** TASK **
Retype the records below exactly as they appear, but leave out any pictures.

** MATERIAL FOR THE TASK **

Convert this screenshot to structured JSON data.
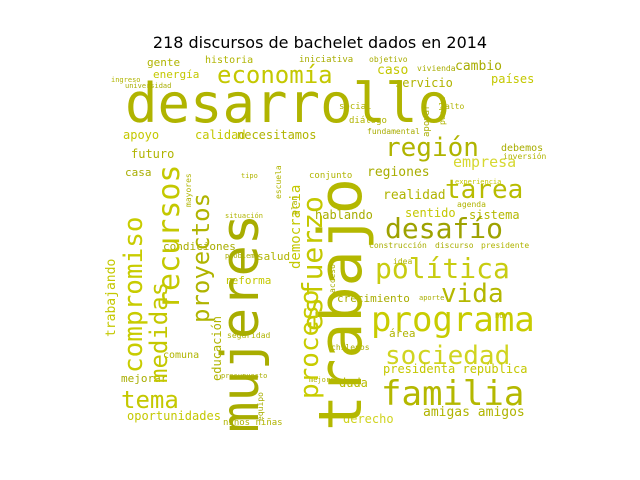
{
  "title": "218 discursos de bachelet dados en 2014",
  "colors": {
    "dark": "#a8ad00",
    "mid": "#c4c800",
    "light": "#dde04a",
    "pale": "#e8ea9a"
  },
  "words": {
    "desarrollo": "desarrollo",
    "trabajo": "trabajo",
    "mujeres": "mujeres",
    "economia": "economía",
    "region": "región",
    "tarea": "tarea",
    "desafio": "desafío",
    "politica": "política",
    "programa": "programa",
    "sociedad": "sociedad",
    "familia": "familia",
    "vida": "vida",
    "recursos": "recursos",
    "compromiso": "compromiso",
    "medidas": "medidas",
    "tema": "tema",
    "proyectos": "proyectos",
    "esfuerzo": "esfuerzo",
    "proceso": "proceso",
    "empresa": "empresa",
    "regiones": "regiones",
    "realidad": "realidad",
    "sentido": "sentido",
    "hablando": "hablando",
    "sistema": "sistema",
    "amigas_amigos": "amigas amigos",
    "presidenta_republica": "presidenta república",
    "oportunidades": "oportunidades",
    "derecho": "derecho",
    "duda": "duda",
    "crecimiento": "crecimiento",
    "educacion": "educación",
    "comuna": "comuna",
    "trabajando": "trabajando",
    "mejorar": "mejorar",
    "calidad": "calidad",
    "necesitamos": "necesitamos",
    "apoyo": "apoyo",
    "futuro": "futuro",
    "casa": "casa",
    "cambio": "cambio",
    "paises": "países",
    "caso": "caso",
    "servicio": "servicio",
    "gente": "gente",
    "energia": "energía",
    "historia": "historia",
    "iniciativa": "iniciativa",
    "social": "social",
    "dialogo": "diálogo",
    "democracia": "democracia",
    "debemos": "debemos",
    "reforma": "reforma",
    "salud": "salud",
    "condiciones": "condiciones",
    "area": "área",
    "ninos_ninas": "niños niñas",
    "construccion": "construcción",
    "discurso": "discurso",
    "presidente": "presidente",
    "conjunto": "conjunto",
    "objetivo": "objetivo",
    "fundamental": "fundamental",
    "mayores": "mayores",
    "inversion": "inversión",
    "agenda": "agenda",
    "pueblo": "pueblo",
    "chilenos": "chilenos",
    "seguridad": "seguridad",
    "idea": "idea",
    "plan": "plan",
    "equipo": "equipo",
    "vivienda": "vivienda",
    "apoyar": "apoyar",
    "alto": "alto",
    "aporte": "aporte",
    "presupuesto": "presupuesto",
    "mejoro": "mejoro",
    "acceso": "acceso",
    "escuela": "escuela",
    "situacion": "situación",
    "tipo": "tipo",
    "problema": "problema",
    "experiencia": "experiencia",
    "universidad": "universidad",
    "ingreso": "ingreso",
    "hoy": "hoy"
  }
}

** OUTPUT OF THE EXERCISE **
Convert this screenshot to structured JSON data.
{
  "title": "218 discursos de bachelet dados en 2014",
  "colors": {
    "dark": "#a8ad00",
    "mid": "#c4c800",
    "light": "#dde04a",
    "pale": "#e8ea9a"
  },
  "words": {
    "desarrollo": "desarrollo",
    "trabajo": "trabajo",
    "mujeres": "mujeres",
    "economia": "economía",
    "region": "región",
    "tarea": "tarea",
    "desafio": "desafío",
    "politica": "política",
    "programa": "programa",
    "sociedad": "sociedad",
    "familia": "familia",
    "vida": "vida",
    "recursos": "recursos",
    "compromiso": "compromiso",
    "medidas": "medidas",
    "tema": "tema",
    "proyectos": "proyectos",
    "esfuerzo": "esfuerzo",
    "proceso": "proceso",
    "empresa": "empresa",
    "regiones": "regiones",
    "realidad": "realidad",
    "sentido": "sentido",
    "hablando": "hablando",
    "sistema": "sistema",
    "amigas_amigos": "amigas amigos",
    "presidenta_republica": "presidenta república",
    "oportunidades": "oportunidades",
    "derecho": "derecho",
    "duda": "duda",
    "crecimiento": "crecimiento",
    "educacion": "educación",
    "comuna": "comuna",
    "trabajando": "trabajando",
    "mejorar": "mejorar",
    "calidad": "calidad",
    "necesitamos": "necesitamos",
    "apoyo": "apoyo",
    "futuro": "futuro",
    "casa": "casa",
    "cambio": "cambio",
    "paises": "países",
    "caso": "caso",
    "servicio": "servicio",
    "gente": "gente",
    "energia": "energía",
    "historia": "historia",
    "iniciativa": "iniciativa",
    "social": "social",
    "dialogo": "diálogo",
    "democracia": "democracia",
    "debemos": "debemos",
    "reforma": "reforma",
    "salud": "salud",
    "condiciones": "condiciones",
    "area": "área",
    "ninos_ninas": "niños niñas",
    "construccion": "construcción",
    "discurso": "discurso",
    "presidente": "presidente",
    "conjunto": "conjunto",
    "objetivo": "objetivo",
    "fundamental": "fundamental",
    "mayores": "mayores",
    "inversion": "inversión",
    "agenda": "agenda",
    "pueblo": "pueblo",
    "chilenos": "chilenos",
    "seguridad": "seguridad",
    "idea": "idea",
    "plan": "plan",
    "equipo": "equipo",
    "vivienda": "vivienda",
    "apoyar": "apoyar",
    "alto": "alto",
    "aporte": "aporte",
    "presupuesto": "presupuesto",
    "mejoro": "mejoro",
    "acceso": "acceso",
    "escuela": "escuela",
    "situacion": "situación",
    "tipo": "tipo",
    "problema": "problema",
    "experiencia": "experiencia",
    "universidad": "universidad",
    "ingreso": "ingreso",
    "hoy": "hoy"
  }
}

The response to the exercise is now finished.